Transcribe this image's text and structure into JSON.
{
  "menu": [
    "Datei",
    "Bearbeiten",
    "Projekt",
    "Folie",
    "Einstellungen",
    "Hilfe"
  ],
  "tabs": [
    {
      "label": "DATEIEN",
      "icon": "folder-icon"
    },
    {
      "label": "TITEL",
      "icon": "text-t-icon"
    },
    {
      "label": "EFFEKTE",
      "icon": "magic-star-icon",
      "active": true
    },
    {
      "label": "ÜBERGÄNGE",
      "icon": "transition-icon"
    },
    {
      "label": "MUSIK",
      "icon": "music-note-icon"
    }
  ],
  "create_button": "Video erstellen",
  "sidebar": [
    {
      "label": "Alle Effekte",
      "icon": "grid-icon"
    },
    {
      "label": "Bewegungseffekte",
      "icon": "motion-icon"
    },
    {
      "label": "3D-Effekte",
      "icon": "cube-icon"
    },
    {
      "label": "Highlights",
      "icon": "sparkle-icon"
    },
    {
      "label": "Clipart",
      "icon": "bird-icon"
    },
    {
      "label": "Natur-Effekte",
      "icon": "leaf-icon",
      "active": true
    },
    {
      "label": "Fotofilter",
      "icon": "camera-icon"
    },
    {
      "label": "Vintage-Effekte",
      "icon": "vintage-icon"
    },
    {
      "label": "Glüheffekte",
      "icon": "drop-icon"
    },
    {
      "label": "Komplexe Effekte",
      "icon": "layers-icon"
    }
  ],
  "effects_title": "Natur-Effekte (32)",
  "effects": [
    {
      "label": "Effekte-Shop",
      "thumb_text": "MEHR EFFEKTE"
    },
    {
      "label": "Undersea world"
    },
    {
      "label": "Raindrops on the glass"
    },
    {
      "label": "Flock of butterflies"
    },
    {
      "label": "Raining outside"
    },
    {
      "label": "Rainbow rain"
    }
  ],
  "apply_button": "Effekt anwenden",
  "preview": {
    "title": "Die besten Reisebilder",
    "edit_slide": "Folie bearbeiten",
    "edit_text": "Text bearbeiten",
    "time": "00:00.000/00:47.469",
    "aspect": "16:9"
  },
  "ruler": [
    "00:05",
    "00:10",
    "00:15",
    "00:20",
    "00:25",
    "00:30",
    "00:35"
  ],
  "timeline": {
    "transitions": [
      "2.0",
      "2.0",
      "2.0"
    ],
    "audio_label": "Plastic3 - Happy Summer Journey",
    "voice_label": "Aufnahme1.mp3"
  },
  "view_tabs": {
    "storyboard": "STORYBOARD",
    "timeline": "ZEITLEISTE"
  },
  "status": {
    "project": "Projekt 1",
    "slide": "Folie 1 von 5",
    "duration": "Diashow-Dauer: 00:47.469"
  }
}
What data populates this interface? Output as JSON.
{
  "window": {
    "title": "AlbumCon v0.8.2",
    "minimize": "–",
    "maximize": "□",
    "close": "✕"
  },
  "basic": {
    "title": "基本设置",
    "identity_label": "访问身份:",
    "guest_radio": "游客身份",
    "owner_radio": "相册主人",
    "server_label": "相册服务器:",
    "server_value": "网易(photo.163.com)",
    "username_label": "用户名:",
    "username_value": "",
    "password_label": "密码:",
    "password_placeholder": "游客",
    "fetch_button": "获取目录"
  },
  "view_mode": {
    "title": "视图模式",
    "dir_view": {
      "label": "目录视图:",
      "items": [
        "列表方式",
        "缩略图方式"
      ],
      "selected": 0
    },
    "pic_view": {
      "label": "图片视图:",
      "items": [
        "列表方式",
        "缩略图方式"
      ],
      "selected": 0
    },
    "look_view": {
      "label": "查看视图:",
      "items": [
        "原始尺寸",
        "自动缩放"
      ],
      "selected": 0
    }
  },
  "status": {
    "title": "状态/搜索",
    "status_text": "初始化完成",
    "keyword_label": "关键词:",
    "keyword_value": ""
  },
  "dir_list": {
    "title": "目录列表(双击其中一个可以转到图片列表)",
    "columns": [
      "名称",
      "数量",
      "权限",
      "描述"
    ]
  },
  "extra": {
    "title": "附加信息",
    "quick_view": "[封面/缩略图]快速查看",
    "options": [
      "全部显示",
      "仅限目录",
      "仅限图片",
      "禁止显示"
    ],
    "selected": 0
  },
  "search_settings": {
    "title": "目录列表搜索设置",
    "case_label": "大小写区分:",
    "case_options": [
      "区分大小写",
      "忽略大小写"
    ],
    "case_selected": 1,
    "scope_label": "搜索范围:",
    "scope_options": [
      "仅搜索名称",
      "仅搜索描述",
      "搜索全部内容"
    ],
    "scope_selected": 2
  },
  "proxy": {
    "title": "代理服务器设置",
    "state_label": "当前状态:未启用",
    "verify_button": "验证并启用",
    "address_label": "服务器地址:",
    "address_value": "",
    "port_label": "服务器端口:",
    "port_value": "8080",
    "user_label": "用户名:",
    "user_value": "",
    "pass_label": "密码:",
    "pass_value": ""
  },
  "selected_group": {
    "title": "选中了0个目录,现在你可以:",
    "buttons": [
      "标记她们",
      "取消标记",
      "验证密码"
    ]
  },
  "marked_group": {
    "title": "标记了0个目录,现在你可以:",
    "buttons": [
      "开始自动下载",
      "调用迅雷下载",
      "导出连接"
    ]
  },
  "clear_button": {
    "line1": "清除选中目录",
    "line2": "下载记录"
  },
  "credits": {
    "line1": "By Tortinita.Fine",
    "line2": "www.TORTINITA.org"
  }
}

-------

■ **Directions for this task**
Report how many lines in the data include the word "Folie", and give nothing but the count.

■ **Solved exercise**
3